Description of the task: Look through the material below and count the lines with the string "caption". Report only the count.
[BEGIN]
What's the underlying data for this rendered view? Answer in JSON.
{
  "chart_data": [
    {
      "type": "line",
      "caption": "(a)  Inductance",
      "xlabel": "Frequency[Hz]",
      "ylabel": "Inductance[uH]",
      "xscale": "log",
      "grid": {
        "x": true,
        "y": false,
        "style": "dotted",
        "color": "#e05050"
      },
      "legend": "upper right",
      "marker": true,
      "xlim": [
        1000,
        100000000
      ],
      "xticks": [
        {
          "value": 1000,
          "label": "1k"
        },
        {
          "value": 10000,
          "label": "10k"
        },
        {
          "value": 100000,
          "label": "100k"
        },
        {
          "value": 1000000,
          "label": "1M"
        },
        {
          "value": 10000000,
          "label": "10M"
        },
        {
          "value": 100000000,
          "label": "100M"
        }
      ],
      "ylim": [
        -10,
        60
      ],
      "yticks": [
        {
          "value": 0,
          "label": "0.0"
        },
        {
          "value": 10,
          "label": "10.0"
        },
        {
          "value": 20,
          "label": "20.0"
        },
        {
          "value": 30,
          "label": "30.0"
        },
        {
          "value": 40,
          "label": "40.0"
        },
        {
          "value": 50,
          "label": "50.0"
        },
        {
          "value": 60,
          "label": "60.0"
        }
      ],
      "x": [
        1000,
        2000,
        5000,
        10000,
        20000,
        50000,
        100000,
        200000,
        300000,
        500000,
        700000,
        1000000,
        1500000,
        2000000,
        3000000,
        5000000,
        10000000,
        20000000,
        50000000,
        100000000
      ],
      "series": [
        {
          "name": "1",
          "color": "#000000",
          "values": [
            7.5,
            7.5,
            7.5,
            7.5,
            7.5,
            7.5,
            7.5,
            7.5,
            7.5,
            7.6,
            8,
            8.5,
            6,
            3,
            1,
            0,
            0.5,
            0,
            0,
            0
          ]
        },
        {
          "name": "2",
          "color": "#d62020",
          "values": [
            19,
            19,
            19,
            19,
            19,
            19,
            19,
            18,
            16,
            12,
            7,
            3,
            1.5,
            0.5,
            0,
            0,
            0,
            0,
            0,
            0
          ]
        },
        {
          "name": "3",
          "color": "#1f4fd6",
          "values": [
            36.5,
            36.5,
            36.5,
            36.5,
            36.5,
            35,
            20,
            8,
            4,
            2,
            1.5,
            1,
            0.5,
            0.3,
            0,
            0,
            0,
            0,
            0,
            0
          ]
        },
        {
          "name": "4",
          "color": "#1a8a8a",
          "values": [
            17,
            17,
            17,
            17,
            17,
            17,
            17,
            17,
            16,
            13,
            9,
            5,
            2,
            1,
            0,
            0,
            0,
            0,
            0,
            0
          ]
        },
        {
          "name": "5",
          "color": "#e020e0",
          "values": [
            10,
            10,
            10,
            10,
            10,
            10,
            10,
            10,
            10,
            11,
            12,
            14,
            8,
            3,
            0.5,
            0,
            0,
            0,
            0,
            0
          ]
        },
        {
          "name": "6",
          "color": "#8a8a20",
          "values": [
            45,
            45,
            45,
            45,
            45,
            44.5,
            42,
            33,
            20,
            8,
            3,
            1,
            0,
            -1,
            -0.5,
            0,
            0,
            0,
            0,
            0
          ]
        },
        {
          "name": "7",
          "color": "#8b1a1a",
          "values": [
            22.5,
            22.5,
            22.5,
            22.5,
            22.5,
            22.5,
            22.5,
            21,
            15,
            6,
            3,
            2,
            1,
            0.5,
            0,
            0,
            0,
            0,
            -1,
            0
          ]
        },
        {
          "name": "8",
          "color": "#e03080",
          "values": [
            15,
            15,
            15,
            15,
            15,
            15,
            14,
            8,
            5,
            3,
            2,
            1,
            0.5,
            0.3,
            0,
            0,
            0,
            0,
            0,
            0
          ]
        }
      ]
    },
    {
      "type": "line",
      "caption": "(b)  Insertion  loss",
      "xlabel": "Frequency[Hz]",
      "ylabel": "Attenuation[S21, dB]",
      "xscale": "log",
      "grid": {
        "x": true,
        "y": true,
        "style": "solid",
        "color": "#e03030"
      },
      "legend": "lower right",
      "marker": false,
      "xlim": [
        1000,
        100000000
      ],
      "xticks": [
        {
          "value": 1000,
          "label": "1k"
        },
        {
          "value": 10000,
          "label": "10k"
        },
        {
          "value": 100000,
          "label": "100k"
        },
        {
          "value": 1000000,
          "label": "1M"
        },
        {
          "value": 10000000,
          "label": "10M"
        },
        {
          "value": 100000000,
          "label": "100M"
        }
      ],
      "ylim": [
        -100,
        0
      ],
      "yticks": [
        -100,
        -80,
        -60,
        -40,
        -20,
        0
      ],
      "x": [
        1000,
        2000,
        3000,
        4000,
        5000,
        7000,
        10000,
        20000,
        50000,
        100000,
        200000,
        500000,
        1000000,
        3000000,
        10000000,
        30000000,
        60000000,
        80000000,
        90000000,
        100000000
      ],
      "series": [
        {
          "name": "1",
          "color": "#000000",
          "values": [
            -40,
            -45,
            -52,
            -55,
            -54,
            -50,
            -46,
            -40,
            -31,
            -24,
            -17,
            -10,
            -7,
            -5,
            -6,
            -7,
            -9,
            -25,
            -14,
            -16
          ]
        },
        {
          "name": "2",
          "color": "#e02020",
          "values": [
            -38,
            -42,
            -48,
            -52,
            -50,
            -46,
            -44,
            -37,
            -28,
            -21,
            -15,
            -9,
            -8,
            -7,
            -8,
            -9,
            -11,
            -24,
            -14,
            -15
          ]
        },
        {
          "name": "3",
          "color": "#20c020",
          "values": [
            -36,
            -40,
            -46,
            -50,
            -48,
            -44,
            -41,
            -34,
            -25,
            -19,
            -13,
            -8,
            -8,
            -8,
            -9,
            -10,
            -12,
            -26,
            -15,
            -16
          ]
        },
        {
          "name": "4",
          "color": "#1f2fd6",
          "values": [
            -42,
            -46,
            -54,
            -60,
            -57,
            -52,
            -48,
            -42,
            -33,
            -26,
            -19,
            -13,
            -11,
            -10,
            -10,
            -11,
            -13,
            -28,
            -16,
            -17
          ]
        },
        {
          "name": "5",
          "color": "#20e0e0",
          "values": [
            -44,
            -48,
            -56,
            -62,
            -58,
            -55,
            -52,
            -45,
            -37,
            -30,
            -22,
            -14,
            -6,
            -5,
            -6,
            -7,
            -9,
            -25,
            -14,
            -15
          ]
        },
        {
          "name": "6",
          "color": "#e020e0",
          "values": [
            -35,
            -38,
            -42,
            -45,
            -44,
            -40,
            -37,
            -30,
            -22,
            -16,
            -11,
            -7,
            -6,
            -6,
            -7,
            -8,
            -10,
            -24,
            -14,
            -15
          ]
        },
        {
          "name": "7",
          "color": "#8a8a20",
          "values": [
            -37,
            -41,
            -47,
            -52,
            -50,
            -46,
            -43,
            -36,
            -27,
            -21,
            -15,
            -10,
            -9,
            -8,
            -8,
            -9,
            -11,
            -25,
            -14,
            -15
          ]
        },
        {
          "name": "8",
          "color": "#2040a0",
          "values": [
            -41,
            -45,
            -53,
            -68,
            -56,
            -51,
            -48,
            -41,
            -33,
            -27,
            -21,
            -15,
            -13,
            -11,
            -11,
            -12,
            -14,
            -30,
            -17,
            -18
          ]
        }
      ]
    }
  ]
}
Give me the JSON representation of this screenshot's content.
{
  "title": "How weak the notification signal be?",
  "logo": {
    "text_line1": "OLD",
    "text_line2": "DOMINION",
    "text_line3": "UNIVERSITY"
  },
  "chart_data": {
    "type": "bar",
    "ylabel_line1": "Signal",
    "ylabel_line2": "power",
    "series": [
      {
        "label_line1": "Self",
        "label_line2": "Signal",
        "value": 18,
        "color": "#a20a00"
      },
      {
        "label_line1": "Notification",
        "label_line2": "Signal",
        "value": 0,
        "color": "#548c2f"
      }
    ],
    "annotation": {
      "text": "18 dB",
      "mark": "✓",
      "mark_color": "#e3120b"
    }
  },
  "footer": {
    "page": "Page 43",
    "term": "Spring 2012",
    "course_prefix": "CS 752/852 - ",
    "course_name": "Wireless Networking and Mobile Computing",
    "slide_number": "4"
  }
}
[END]
Result of this exercise: 2